- **Given instruction**:
Go through the material below and copy each line where the word "label" appears.

- **Dataset**:

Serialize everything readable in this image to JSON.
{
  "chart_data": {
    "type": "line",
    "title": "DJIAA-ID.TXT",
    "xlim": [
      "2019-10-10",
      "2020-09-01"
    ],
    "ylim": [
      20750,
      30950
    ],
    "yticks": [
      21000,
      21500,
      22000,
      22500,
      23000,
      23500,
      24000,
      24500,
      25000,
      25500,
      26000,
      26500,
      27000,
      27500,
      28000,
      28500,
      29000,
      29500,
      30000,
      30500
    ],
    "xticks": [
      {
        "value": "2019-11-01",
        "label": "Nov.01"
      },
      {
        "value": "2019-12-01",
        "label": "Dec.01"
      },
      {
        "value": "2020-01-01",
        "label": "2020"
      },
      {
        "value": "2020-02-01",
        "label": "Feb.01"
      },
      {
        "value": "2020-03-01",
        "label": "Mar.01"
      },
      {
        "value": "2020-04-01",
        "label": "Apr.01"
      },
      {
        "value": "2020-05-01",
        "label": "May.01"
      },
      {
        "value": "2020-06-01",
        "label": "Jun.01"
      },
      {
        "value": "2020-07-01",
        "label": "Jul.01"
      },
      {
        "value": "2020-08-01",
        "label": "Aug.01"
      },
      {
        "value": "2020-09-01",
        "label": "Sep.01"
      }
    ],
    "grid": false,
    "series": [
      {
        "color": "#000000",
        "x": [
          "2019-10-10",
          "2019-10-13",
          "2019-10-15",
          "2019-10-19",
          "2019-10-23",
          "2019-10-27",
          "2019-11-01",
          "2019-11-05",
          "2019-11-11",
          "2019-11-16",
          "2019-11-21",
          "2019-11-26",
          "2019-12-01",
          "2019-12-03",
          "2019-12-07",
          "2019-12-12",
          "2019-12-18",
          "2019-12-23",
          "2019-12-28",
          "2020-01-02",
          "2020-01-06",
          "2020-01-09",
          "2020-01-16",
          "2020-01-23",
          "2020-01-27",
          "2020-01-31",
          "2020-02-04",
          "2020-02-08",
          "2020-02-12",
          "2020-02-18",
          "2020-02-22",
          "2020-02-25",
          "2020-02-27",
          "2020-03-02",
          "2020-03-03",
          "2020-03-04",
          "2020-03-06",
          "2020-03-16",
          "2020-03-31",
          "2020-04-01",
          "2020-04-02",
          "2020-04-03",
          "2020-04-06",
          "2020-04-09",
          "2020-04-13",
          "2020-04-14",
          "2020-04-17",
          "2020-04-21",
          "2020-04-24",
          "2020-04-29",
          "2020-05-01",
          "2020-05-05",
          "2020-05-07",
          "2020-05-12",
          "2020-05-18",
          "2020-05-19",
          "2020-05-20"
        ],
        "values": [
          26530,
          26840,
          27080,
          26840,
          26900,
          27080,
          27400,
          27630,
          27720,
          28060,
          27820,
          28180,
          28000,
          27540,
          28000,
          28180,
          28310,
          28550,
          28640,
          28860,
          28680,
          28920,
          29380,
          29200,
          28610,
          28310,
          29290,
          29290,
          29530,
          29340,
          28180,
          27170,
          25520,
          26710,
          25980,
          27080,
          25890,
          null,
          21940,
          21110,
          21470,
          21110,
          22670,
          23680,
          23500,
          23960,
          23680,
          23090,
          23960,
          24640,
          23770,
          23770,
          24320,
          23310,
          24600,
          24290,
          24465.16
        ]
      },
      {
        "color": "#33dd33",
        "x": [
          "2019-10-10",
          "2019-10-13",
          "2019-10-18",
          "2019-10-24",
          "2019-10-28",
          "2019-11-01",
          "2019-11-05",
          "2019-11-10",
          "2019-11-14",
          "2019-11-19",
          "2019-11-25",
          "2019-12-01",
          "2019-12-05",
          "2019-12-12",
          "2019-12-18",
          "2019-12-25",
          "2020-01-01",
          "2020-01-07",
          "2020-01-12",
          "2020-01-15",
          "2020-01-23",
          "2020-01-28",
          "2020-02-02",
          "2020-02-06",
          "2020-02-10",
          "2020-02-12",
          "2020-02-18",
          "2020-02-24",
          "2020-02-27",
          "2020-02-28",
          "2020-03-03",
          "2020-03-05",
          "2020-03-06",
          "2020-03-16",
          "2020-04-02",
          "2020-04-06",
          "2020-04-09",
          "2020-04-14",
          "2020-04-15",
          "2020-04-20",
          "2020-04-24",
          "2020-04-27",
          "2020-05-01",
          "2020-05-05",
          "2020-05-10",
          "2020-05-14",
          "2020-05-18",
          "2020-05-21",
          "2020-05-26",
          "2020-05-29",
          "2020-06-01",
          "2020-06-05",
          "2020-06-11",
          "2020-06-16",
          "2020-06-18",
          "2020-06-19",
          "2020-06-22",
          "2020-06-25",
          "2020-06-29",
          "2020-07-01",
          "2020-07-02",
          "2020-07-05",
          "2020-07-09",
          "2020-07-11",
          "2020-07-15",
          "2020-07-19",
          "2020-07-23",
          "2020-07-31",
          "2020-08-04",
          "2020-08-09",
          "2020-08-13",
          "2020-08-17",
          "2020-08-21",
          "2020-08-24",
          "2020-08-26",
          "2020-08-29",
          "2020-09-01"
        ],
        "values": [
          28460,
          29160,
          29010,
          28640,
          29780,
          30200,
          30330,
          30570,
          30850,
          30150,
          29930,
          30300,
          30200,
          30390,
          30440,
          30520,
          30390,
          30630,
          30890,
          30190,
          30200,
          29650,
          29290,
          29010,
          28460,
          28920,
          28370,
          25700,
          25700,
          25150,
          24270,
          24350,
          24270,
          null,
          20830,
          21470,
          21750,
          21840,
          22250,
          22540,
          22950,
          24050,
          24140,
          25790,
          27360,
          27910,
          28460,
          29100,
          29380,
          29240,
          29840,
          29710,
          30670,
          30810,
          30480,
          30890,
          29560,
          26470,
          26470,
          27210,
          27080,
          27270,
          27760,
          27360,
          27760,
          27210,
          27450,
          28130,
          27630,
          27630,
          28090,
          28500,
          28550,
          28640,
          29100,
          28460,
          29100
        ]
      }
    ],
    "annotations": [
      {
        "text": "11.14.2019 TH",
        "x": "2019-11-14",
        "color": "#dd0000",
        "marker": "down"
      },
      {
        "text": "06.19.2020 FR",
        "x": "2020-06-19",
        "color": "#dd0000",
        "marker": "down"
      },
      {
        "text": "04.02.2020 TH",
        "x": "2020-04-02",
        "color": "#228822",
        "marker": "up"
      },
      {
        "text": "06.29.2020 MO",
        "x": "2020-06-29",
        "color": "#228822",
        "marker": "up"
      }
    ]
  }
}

- **Written answer**:
        "label": "Nov.01"
        "label": "Dec.01"
        "label": "2020"
        "label": "Feb.01"
        "label": "Mar.01"
        "label": "Apr.01"
        "label": "May.01"
        "label": "Jun.01"
        "label": "Jul.01"
        "label": "Aug.01"
        "label": "Sep.01"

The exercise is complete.